→ WHAT YOU ARE ASKED TO DO: Return exactly the lines from the one bearing "Give me the" through the last, and no others. Pictures must be left out.

→ DATA ROWS:
--*--

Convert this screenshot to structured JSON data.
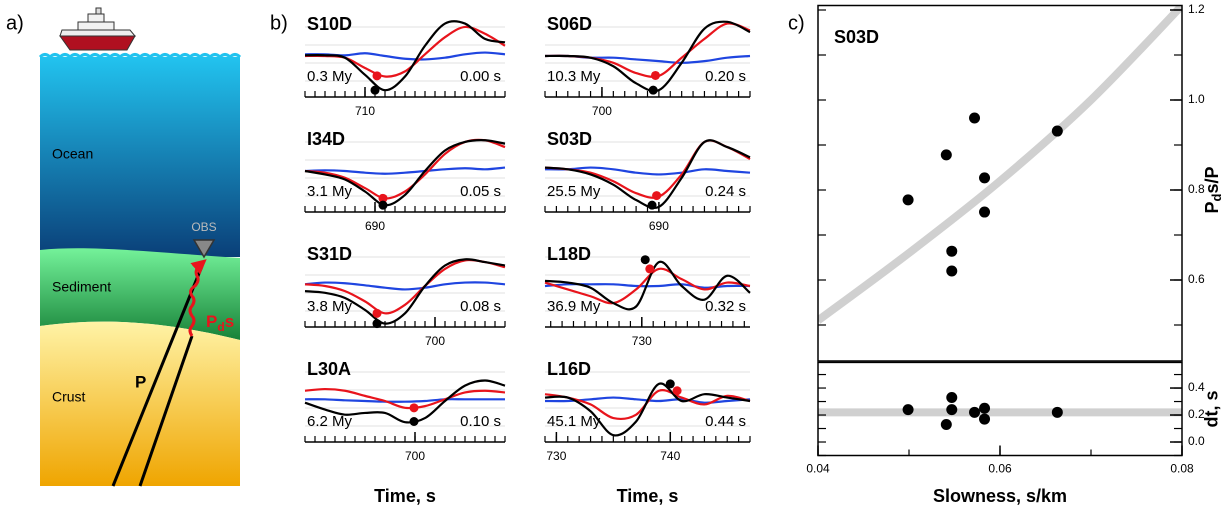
{
  "panel_labels": [
    "a)",
    "b)",
    "c)"
  ],
  "diagram": {
    "layers": [
      "Ocean",
      "Sediment",
      "Crust"
    ],
    "station": "OBS",
    "direct_phase": "P",
    "converted_phase": {
      "base": "P",
      "sub": "d",
      "tail": "s"
    }
  },
  "chart_data": [
    {
      "type": "waveform",
      "title": "S10D",
      "annotations": [
        "0.3 My",
        "0.00 s"
      ],
      "xlim": [
        704,
        724
      ],
      "xticks": [
        710
      ],
      "minor_step": 1,
      "ylim": [
        -1.2,
        1.2
      ],
      "x": [
        704,
        706,
        708,
        710,
        712,
        714,
        716,
        718,
        720,
        722,
        724
      ],
      "series": [
        {
          "color": "#1f45e0",
          "values": [
            0.05,
            0.05,
            0.02,
            0.08,
            0.0,
            -0.08,
            -0.1,
            -0.05,
            0.05,
            0.1,
            0.05
          ]
        },
        {
          "color": "#e8141c",
          "values": [
            0.0,
            0.0,
            -0.05,
            -0.35,
            -0.6,
            -0.45,
            0.05,
            0.55,
            0.85,
            0.65,
            0.3
          ],
          "dot": {
            "x": 711.2,
            "y": -0.58
          }
        },
        {
          "color": "#000000",
          "values": [
            0.02,
            0.02,
            -0.05,
            -0.55,
            -1.0,
            -0.6,
            0.3,
            0.95,
            0.95,
            0.5,
            0.4
          ],
          "dot": {
            "x": 711.0,
            "y": -1.0
          }
        }
      ]
    },
    {
      "type": "waveform",
      "title": "I34D",
      "annotations": [
        "3.1 My",
        "0.05 s"
      ],
      "xlim": [
        683,
        703
      ],
      "xticks": [
        690
      ],
      "minor_step": 1,
      "ylim": [
        -1.2,
        1.2
      ],
      "x": [
        683,
        685,
        687,
        689,
        691,
        693,
        695,
        697,
        699,
        701,
        703
      ],
      "series": [
        {
          "color": "#1f45e0",
          "values": [
            0.0,
            0.02,
            0.0,
            -0.05,
            -0.08,
            -0.05,
            0.0,
            0.05,
            0.08,
            0.05,
            0.1
          ]
        },
        {
          "color": "#e8141c",
          "values": [
            0.0,
            -0.05,
            -0.2,
            -0.5,
            -0.8,
            -0.6,
            -0.1,
            0.5,
            0.85,
            0.9,
            0.7
          ],
          "dot": {
            "x": 690.8,
            "y": -0.8
          }
        },
        {
          "color": "#000000",
          "values": [
            0.0,
            -0.1,
            -0.25,
            -0.6,
            -1.0,
            -0.7,
            0.0,
            0.6,
            0.85,
            0.9,
            0.8
          ],
          "dot": {
            "x": 690.8,
            "y": -1.0
          }
        }
      ]
    },
    {
      "type": "waveform",
      "title": "S31D",
      "annotations": [
        "3.8 My",
        "0.08 s"
      ],
      "xlim": [
        687,
        707
      ],
      "xticks": [
        700
      ],
      "minor_step": 1,
      "ylim": [
        -1.2,
        1.2
      ],
      "x": [
        687,
        689,
        691,
        693,
        695,
        697,
        699,
        701,
        703,
        705,
        707
      ],
      "series": [
        {
          "color": "#1f45e0",
          "values": [
            0.05,
            0.1,
            0.08,
            0.02,
            -0.05,
            -0.1,
            -0.05,
            0.05,
            0.1,
            0.1,
            0.05
          ]
        },
        {
          "color": "#e8141c",
          "values": [
            0.05,
            0.0,
            -0.15,
            -0.45,
            -0.8,
            -0.55,
            0.0,
            0.5,
            0.75,
            0.7,
            0.55
          ],
          "dot": {
            "x": 694.2,
            "y": -0.8
          }
        },
        {
          "color": "#000000",
          "values": [
            -0.15,
            -0.2,
            -0.35,
            -0.7,
            -1.1,
            -0.8,
            0.0,
            0.6,
            0.78,
            0.7,
            0.6
          ],
          "dot": {
            "x": 694.2,
            "y": -1.1
          }
        }
      ]
    },
    {
      "type": "waveform",
      "title": "L30A",
      "annotations": [
        "6.2 My",
        "0.10 s"
      ],
      "xlim": [
        689,
        709
      ],
      "xticks": [
        700
      ],
      "minor_step": 1,
      "ylim": [
        -1.2,
        1.2
      ],
      "xlabel": "Time, s",
      "x": [
        689,
        691,
        693,
        695,
        697,
        699,
        701,
        703,
        705,
        707,
        709
      ],
      "series": [
        {
          "color": "#1f45e0",
          "values": [
            0.05,
            0.05,
            0.02,
            0.0,
            -0.02,
            -0.02,
            0.0,
            0.05,
            0.05,
            0.05,
            0.05
          ]
        },
        {
          "color": "#e8141c",
          "values": [
            0.3,
            0.35,
            0.3,
            0.15,
            0.0,
            -0.2,
            -0.15,
            0.05,
            0.25,
            0.3,
            0.25
          ],
          "dot": {
            "x": 699.9,
            "y": -0.2
          }
        },
        {
          "color": "#000000",
          "values": [
            -0.05,
            -0.25,
            -0.4,
            -0.35,
            -0.35,
            -0.62,
            -0.5,
            0.0,
            0.45,
            0.6,
            0.45
          ],
          "dot": {
            "x": 699.9,
            "y": -0.6
          }
        }
      ]
    },
    {
      "type": "waveform",
      "title": "S06D",
      "annotations": [
        "10.3 My",
        "0.20 s"
      ],
      "xlim": [
        695,
        713
      ],
      "xticks": [
        700
      ],
      "minor_step": 1,
      "ylim": [
        -1.2,
        1.2
      ],
      "x": [
        695,
        697,
        699,
        701,
        703,
        705,
        707,
        709,
        711,
        713
      ],
      "series": [
        {
          "color": "#1f45e0",
          "values": [
            0.0,
            0.0,
            -0.05,
            -0.05,
            -0.1,
            -0.15,
            -0.2,
            -0.15,
            -0.05,
            0.0
          ]
        },
        {
          "color": "#e8141c",
          "values": [
            0.0,
            0.0,
            -0.05,
            -0.2,
            -0.5,
            -0.58,
            -0.05,
            0.5,
            0.95,
            0.75
          ],
          "dot": {
            "x": 704.7,
            "y": -0.57
          }
        },
        {
          "color": "#000000",
          "values": [
            0.0,
            0.0,
            -0.05,
            -0.3,
            -0.8,
            -1.0,
            -0.2,
            0.8,
            1.0,
            0.7
          ],
          "dot": {
            "x": 704.5,
            "y": -1.0
          }
        }
      ]
    },
    {
      "type": "waveform",
      "title": "S03D",
      "annotations": [
        "25.5 My",
        "0.24 s"
      ],
      "xlim": [
        680,
        698
      ],
      "xticks": [
        690
      ],
      "minor_step": 1,
      "ylim": [
        -1.2,
        1.2
      ],
      "x": [
        680,
        682,
        684,
        686,
        688,
        690,
        692,
        694,
        696,
        698
      ],
      "series": [
        {
          "color": "#1f45e0",
          "values": [
            0.05,
            0.05,
            0.1,
            0.05,
            -0.05,
            -0.1,
            -0.05,
            0.05,
            0.0,
            -0.05
          ]
        },
        {
          "color": "#e8141c",
          "values": [
            0.1,
            0.05,
            -0.05,
            -0.3,
            -0.65,
            -0.75,
            -0.1,
            0.85,
            0.7,
            0.35
          ],
          "dot": {
            "x": 689.8,
            "y": -0.72
          }
        },
        {
          "color": "#000000",
          "values": [
            0.1,
            0.05,
            -0.1,
            -0.4,
            -0.85,
            -1.05,
            -0.2,
            0.85,
            0.7,
            0.4
          ],
          "dot": {
            "x": 689.4,
            "y": -1.0
          }
        }
      ]
    },
    {
      "type": "waveform",
      "title": "L18D",
      "annotations": [
        "36.9 My",
        "0.32 s"
      ],
      "xlim": [
        721.5,
        739.5
      ],
      "xticks": [
        730
      ],
      "minor_step": 1,
      "ylim": [
        -1.2,
        1.2
      ],
      "x": [
        721.5,
        723.5,
        725.5,
        727.5,
        729.5,
        731.5,
        733.5,
        735.5,
        737.5,
        739.5
      ],
      "series": [
        {
          "color": "#1f45e0",
          "values": [
            0.0,
            0.05,
            0.05,
            0.05,
            0.0,
            0.0,
            0.05,
            -0.05,
            0.0,
            0.0
          ]
        },
        {
          "color": "#e8141c",
          "values": [
            0.1,
            -0.1,
            -0.3,
            -0.5,
            -0.1,
            0.5,
            0.2,
            -0.1,
            0.1,
            0.0
          ],
          "dot": {
            "x": 730.7,
            "y": 0.5
          }
        },
        {
          "color": "#000000",
          "values": [
            0.15,
            0.1,
            -0.05,
            -0.5,
            -0.6,
            0.7,
            0.0,
            -0.4,
            0.3,
            -0.2
          ],
          "dot": {
            "x": 730.3,
            "y": 0.77
          }
        }
      ]
    },
    {
      "type": "waveform",
      "title": "L16D",
      "annotations": [
        "45.1 My",
        "0.44 s"
      ],
      "xlim": [
        729,
        747
      ],
      "xticks": [
        730,
        740
      ],
      "minor_step": 1,
      "ylim": [
        -1.2,
        1.2
      ],
      "xlabel": "Time, s",
      "x": [
        729,
        731,
        733,
        735,
        737,
        739,
        741,
        743,
        745,
        747
      ],
      "series": [
        {
          "color": "#1f45e0",
          "values": [
            0.0,
            0.0,
            0.05,
            0.1,
            0.05,
            0.0,
            0.05,
            -0.05,
            0.0,
            0.05
          ]
        },
        {
          "color": "#e8141c",
          "values": [
            0.2,
            0.1,
            -0.1,
            -0.5,
            -0.4,
            0.3,
            0.1,
            -0.1,
            0.15,
            0.0
          ],
          "dot": {
            "x": 740.6,
            "y": 0.3
          }
        },
        {
          "color": "#000000",
          "values": [
            0.1,
            0.1,
            -0.3,
            -1.0,
            -0.6,
            0.5,
            0.0,
            0.2,
            0.1,
            0.0
          ],
          "dot": {
            "x": 740.0,
            "y": 0.5
          }
        }
      ]
    },
    {
      "type": "scatter",
      "title": "S03D",
      "xlim": [
        0.04,
        0.08
      ],
      "ylim": [
        0.42,
        1.21
      ],
      "yticks": [
        0.6,
        0.8,
        {
          "value": 1,
          "label": "1.0"
        },
        1.2
      ],
      "minor_step": 0.1,
      "ylabel": {
        "base": "P",
        "sub": "d",
        "tail": "s/P"
      },
      "color": "#000000",
      "x": [
        0.0499,
        0.0541,
        0.0547,
        0.0547,
        0.0572,
        0.0583,
        0.0583,
        0.0663
      ],
      "values": [
        0.778,
        0.878,
        0.664,
        0.62,
        0.96,
        0.827,
        0.751,
        0.931
      ],
      "fit": {
        "color": "#d0d0d0",
        "x": [
          0.04,
          0.05,
          0.06,
          0.07,
          0.08
        ],
        "values": [
          0.51,
          0.66,
          0.82,
          1.0,
          1.21
        ]
      }
    },
    {
      "type": "scatter",
      "xlim": [
        0.04,
        0.08
      ],
      "ylim": [
        -0.1,
        0.59
      ],
      "yticks": [
        {
          "value": 0,
          "label": "0.0"
        },
        0.2,
        0.4
      ],
      "minor_step": 0.1,
      "xticks": [
        0.04,
        0.06,
        0.08
      ],
      "xminor_step": 0.01,
      "xlabel": "Slowness, s/km",
      "ylabel": "dt, s",
      "color": "#000000",
      "x": [
        0.0499,
        0.0541,
        0.0547,
        0.0547,
        0.0572,
        0.0583,
        0.0583,
        0.0663
      ],
      "values": [
        0.24,
        0.13,
        0.33,
        0.24,
        0.22,
        0.25,
        0.17,
        0.22
      ],
      "fit": {
        "color": "#d0d0d0",
        "x": [
          0.04,
          0.08
        ],
        "values": [
          0.22,
          0.22
        ]
      }
    }
  ]
}
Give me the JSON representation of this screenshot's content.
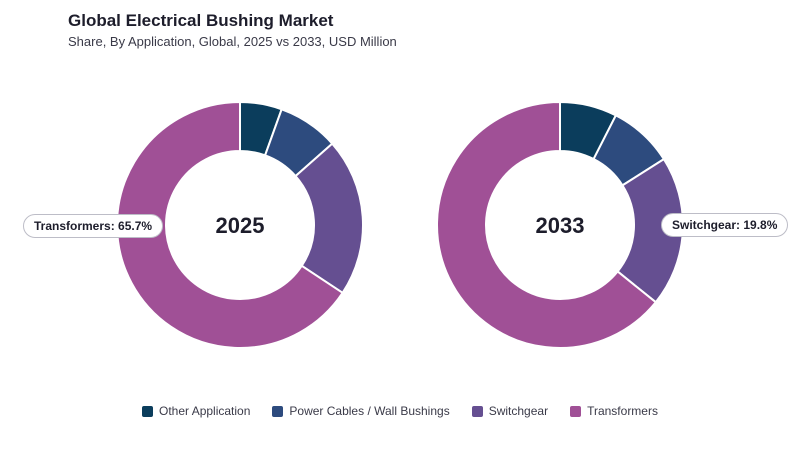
{
  "title": "Global Electrical Bushing Market",
  "subtitle": "Share, By Application, Global, 2025 vs 2033, USD Million",
  "chart_data": {
    "type": "pie",
    "categories": [
      "Other Application",
      "Power Cables / Wall Bushings",
      "Switchgear",
      "Transformers"
    ],
    "colors": [
      "#0b3d5c",
      "#2d4b7e",
      "#654f91",
      "#a05096"
    ],
    "charts": [
      {
        "center_label": "2025",
        "values": [
          5.5,
          8.0,
          20.8,
          65.7
        ],
        "callout": "Transformers: 65.7%"
      },
      {
        "center_label": "2033",
        "values": [
          7.5,
          8.5,
          19.8,
          64.2
        ],
        "callout": "Switchgear: 19.8%"
      }
    ]
  }
}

--*--

→ THE COMPLETED TASK:
Give me the JSON representation of this screenshot's content.
{
  "title": "Global Electrical Bushing Market",
  "subtitle": "Share, By Application, Global, 2025 vs 2033, USD Million",
  "chart_data": {
    "type": "pie",
    "categories": [
      "Other Application",
      "Power Cables / Wall Bushings",
      "Switchgear",
      "Transformers"
    ],
    "colors": [
      "#0b3d5c",
      "#2d4b7e",
      "#654f91",
      "#a05096"
    ],
    "charts": [
      {
        "center_label": "2025",
        "values": [
          5.5,
          8.0,
          20.8,
          65.7
        ],
        "callout": "Transformers: 65.7%"
      },
      {
        "center_label": "2033",
        "values": [
          7.5,
          8.5,
          19.8,
          64.2
        ],
        "callout": "Switchgear: 19.8%"
      }
    ]
  }
}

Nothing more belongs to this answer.